_Supplied text_:
Differential modulation of cellular antioxidant status in zebrafish liver and kidney exposed to low dose arsenic trioxide.

Zebrafish were exposed to a nonlethal dose (1/350LC50; 50µg/L) of As2O3 and sampled at 7, 15, 30, 60 and 90 days of treatment. The oxidative stress response was assessed in terms of time-dependent histopathological changes, lipid peroxidation, GSH status, activities of detoxification enzymes and expression of antioxidant genes in liver and kidney. As2O3 treatment enhanced lipid peroxidation except at day 90 in liver and day 30 in kidney. Glutathione depleted significantly in the liver except on day 30; whereas in kidney, it increased initially but thereafter depleted significantly. The liver GST activity was high until day 30, low on day 60 and high on day 90. On the other hand, activity of GST in kidney remained high throughout the exposure. GR activity in liver decreased initially but augmented from 30 days onwards whereas in kidney it remained high until 30 days of exposure. Significant increase in GPx and CAT activities in liver and kidney confirmed oxidative stress in zebrafish which correlated with mRNA expression of antioxidant genes. Upregulation in mRNA level of Cu-Zn Sod in liver and kidney was prominent. Gpx1 upregulation was more conspicuous in kidney as compared to liver while the pattern of Cat expression was almost similar in both the organs. Among the mitochondrial genes, expression of Cox1 was significantly high only after 90 days in liver, while in kidney it enhanced at 7, 30 and 60 days of arsenic exposure. Ucp2 was upregulated in liver after 15 days of exposure but significantly downregulated at day 90; in kidney it remained unchanged at other time points except at day 90. An overall increased expression of Bcl2 further confirmed As2O3 induced oxidative stress in zebrafish liver and kidney. The pattern of mRNA expression of Nrf2 was not uniform and was in accordance to its downstream antioxidant genes. Present findings elucidate that low dose of As2O3 exposure induces a time dependent differential modulation of antioxidant status in liver and kidney of zebrafish in a tissue-specific manner.

_Assigned task A_: According to the arsenic trioxide abstract, what dose of As2O3 were the zebrafish exposed to?
_Assigned task B_: Condense the paragraph of the arsenic trioxide abstract that begins "Zebrafish were exposed to a nonlethal dose" into a bulleted list that keeps its main findings.

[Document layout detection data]

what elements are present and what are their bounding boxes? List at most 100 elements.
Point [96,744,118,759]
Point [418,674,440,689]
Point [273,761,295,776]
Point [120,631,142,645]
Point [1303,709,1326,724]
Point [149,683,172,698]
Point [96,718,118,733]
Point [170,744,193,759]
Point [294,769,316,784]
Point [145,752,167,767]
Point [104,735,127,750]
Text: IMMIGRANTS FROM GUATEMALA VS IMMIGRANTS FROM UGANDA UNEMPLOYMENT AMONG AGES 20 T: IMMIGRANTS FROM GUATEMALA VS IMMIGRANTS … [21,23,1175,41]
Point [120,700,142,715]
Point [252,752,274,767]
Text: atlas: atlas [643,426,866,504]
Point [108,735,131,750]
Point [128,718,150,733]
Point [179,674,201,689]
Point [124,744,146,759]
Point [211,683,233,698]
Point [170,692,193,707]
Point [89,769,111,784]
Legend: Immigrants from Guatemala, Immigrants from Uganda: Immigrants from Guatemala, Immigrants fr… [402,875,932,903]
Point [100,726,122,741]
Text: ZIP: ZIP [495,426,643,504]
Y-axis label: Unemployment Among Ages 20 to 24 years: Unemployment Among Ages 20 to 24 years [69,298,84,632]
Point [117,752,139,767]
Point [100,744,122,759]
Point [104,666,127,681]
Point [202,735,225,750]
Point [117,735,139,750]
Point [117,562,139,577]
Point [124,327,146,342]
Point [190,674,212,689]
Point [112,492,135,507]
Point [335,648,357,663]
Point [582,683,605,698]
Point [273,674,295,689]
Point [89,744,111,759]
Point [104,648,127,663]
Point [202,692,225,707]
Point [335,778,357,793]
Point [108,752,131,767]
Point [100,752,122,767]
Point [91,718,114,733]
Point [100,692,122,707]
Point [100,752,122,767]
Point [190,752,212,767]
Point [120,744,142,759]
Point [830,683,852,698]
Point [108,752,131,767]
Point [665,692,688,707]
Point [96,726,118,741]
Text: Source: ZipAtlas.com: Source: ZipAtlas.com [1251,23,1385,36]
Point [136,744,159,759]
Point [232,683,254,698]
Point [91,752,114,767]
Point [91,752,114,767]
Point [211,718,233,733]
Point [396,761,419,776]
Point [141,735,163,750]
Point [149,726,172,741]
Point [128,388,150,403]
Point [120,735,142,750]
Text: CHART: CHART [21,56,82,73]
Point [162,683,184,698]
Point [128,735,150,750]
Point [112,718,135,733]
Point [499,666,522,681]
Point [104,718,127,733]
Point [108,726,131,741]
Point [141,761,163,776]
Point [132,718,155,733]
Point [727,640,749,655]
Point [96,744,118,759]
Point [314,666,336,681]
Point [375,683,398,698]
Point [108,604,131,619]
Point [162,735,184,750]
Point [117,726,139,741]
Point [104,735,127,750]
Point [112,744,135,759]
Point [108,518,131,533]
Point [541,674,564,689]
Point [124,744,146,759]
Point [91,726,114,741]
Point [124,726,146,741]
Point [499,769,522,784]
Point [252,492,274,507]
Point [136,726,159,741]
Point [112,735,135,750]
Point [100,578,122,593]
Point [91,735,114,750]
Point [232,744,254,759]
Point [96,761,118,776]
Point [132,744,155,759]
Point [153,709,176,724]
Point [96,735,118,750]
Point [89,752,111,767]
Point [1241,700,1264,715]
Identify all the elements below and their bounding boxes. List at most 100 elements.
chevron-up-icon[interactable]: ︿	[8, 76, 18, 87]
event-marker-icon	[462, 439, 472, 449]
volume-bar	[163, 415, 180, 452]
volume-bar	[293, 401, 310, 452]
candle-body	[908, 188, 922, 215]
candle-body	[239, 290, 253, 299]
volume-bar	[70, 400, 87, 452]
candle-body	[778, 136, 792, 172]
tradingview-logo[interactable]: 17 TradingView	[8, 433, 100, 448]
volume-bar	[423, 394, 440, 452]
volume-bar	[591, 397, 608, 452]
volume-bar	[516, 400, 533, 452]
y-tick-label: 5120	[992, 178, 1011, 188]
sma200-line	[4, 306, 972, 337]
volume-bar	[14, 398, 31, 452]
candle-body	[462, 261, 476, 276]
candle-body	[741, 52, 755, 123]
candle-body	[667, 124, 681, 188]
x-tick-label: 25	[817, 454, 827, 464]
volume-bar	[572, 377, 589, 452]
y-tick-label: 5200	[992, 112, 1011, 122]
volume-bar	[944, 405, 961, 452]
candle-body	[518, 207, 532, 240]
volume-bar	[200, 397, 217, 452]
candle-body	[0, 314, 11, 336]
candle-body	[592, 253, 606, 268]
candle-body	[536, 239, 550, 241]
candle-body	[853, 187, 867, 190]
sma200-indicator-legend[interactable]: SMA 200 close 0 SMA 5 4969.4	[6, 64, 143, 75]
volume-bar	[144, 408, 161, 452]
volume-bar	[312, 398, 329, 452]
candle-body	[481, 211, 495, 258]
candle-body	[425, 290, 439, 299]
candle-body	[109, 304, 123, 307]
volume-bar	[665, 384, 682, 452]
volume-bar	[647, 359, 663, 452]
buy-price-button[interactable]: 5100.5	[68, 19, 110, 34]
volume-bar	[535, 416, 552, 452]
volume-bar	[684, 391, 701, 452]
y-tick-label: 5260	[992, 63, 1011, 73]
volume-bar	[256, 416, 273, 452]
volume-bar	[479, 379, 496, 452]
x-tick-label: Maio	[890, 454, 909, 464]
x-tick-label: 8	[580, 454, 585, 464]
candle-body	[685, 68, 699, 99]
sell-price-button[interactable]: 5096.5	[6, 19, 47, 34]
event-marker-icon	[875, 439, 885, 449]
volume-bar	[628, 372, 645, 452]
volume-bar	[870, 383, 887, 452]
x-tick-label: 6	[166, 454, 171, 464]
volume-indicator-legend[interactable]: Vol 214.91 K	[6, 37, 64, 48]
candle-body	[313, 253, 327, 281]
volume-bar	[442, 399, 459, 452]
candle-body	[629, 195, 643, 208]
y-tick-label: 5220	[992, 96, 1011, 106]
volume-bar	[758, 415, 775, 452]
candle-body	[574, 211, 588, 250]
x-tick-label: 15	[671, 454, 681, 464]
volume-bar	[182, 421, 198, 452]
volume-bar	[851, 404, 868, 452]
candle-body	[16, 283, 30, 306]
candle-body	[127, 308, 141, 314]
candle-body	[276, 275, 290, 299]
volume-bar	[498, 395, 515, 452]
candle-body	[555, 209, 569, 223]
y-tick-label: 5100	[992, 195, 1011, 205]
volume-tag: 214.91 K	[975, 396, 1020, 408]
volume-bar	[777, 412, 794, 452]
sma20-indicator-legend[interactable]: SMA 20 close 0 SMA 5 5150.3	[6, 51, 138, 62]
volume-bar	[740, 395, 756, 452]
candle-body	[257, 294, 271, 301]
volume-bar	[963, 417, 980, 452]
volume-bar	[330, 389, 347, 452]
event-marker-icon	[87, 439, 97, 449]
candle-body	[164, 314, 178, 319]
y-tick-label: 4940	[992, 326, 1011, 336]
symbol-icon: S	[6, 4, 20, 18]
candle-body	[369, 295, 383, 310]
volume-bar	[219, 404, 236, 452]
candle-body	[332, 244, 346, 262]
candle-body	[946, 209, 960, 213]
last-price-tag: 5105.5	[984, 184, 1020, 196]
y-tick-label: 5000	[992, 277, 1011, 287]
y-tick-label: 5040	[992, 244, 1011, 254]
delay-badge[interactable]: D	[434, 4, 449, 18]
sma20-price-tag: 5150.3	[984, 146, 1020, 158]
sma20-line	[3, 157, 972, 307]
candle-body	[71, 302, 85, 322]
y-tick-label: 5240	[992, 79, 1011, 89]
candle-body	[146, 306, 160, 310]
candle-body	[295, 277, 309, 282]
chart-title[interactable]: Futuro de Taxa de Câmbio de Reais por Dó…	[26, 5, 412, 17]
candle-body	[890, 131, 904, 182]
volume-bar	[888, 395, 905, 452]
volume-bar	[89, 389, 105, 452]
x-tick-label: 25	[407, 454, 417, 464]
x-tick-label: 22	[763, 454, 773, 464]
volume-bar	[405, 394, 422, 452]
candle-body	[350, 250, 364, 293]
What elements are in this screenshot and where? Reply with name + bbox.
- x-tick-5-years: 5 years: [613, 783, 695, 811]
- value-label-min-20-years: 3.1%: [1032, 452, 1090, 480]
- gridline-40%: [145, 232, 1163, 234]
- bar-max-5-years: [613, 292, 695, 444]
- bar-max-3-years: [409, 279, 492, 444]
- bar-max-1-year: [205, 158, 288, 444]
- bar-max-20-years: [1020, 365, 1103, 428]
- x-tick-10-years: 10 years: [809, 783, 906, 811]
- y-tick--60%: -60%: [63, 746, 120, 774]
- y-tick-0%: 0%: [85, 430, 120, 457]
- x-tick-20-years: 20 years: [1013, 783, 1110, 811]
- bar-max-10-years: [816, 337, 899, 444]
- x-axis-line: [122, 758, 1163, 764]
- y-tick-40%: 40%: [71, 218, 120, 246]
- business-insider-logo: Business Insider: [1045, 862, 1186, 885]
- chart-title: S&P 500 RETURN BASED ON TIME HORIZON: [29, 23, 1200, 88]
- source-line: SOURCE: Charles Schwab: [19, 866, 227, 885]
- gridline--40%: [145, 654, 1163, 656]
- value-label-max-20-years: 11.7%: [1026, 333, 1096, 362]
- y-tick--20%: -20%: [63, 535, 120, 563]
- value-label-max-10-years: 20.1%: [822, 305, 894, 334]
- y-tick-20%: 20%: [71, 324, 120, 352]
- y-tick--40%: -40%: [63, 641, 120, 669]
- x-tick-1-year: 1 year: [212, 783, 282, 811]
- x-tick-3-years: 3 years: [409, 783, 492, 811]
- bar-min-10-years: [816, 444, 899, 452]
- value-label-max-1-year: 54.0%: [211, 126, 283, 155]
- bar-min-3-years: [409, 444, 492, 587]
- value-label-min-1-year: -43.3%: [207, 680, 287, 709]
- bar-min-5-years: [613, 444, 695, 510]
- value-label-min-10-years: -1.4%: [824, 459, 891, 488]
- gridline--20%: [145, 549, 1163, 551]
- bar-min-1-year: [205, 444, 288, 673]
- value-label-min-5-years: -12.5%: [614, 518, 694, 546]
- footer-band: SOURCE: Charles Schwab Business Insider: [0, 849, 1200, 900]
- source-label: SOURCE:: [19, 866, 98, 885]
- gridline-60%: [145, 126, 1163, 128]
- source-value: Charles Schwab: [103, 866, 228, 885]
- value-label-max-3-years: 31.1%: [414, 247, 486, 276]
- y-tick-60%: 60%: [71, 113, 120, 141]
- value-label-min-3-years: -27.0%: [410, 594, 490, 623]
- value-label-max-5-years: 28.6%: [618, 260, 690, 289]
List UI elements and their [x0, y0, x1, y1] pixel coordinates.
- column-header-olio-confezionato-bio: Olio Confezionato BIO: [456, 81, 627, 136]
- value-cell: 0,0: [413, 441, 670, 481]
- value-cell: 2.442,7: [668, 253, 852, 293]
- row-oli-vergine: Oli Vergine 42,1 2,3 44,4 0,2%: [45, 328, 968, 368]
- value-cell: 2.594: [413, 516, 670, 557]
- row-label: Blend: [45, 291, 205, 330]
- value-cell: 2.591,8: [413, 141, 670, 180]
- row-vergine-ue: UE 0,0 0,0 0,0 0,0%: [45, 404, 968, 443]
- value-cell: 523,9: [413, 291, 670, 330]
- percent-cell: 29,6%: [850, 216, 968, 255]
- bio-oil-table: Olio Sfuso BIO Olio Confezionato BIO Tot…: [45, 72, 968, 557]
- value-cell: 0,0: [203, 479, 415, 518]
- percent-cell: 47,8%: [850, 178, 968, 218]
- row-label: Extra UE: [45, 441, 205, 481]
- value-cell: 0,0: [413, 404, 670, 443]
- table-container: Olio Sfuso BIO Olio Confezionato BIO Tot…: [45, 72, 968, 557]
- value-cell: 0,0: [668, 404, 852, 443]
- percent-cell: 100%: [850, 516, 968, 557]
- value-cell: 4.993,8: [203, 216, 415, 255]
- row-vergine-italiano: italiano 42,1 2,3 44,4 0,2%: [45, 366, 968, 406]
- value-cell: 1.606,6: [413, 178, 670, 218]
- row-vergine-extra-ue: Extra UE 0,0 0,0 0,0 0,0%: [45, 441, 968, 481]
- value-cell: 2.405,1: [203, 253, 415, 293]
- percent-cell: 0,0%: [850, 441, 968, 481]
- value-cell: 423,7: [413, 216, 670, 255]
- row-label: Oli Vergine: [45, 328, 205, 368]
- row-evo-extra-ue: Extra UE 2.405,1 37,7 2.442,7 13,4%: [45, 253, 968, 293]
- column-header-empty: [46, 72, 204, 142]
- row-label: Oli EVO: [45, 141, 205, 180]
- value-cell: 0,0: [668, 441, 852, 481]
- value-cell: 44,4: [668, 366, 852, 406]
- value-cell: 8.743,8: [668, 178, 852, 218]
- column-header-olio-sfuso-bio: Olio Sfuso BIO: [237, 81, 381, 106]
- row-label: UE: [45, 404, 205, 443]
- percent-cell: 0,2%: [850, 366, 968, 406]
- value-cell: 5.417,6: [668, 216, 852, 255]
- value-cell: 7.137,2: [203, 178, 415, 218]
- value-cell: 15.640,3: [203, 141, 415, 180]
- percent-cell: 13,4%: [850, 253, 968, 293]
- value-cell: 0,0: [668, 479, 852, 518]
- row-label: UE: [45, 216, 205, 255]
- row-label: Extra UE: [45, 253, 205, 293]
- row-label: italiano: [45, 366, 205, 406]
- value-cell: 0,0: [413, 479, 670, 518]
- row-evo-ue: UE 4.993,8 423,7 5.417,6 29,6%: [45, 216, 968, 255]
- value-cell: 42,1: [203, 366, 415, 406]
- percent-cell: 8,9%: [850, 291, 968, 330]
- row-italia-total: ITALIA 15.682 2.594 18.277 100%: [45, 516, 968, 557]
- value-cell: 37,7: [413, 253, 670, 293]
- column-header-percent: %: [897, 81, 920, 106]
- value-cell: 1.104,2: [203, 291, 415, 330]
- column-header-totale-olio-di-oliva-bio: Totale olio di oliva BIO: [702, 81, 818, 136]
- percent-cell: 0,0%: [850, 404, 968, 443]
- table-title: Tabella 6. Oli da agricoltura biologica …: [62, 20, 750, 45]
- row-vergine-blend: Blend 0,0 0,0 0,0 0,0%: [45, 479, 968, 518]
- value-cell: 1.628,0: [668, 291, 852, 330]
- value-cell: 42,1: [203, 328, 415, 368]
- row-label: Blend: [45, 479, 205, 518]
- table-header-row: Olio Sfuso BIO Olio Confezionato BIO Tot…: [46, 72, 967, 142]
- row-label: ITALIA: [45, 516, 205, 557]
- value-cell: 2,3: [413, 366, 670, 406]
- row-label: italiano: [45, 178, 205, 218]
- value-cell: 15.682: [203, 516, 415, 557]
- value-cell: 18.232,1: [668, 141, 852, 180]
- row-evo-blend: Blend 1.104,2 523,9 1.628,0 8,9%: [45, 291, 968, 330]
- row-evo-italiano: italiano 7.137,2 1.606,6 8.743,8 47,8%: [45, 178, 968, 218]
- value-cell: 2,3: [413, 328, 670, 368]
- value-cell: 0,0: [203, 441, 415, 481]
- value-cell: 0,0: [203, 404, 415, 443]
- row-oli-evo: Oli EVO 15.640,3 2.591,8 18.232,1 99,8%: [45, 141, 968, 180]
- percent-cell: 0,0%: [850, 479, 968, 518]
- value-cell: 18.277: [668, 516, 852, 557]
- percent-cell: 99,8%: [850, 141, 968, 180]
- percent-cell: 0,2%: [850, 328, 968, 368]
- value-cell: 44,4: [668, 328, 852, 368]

_Answer A_: A nonlethal dose of 50 µg/L, equal to 1/350 of the LC50.

_Answer B_:
- Exposure: zebrafish received 50 µg/L As2O3 (1/350 LC50) and were sampled at 7, 15, 30, 60 and 90 days.
- Measures in liver and kidney: histopathology, lipid peroxidation, GSH status, detoxification enzyme activities and antioxidant gene expression.
- Lipid peroxidation: increased, except at day 90 in liver and day 30 in kidney.
- Glutathione: depleted significantly in liver except at day 30. In kidney, it rose initially, then depleted significantly.
- GST: in liver, high until day 30, low at day 60 and high at day 90. In kidney, high throughout.
- GR: in liver, decreased initially, then increased from day 30. In kidney, high until day 30.
- GPx and CAT: significantly increased in both organs, confirming oxidative stress and correlating with antioxidant gene mRNA expression.
- Antioxidant genes: Cu-Zn Sod upregulation was prominent in both organs. Gpx1 upregulation was more conspicuous in kidney. Cat expression followed a similar pattern in both organs.
- Cox1: in liver, significantly high only after 90 days. In kidney, increased at 7, 30 and 60 days.
- Ucp2: in liver, upregulated after 15 days and significantly downregulated at day 90. In kidney, unchanged except at day 90.
- Bcl2: overall increased expression further confirmed oxidative stress.
- Nrf2: expression was not uniform and matched its downstream antioxidant genes.
- Conclusion: low-dose As2O3 produces time-dependent, tissue-specific modulation of antioxidant status in zebrafish liver and kidney.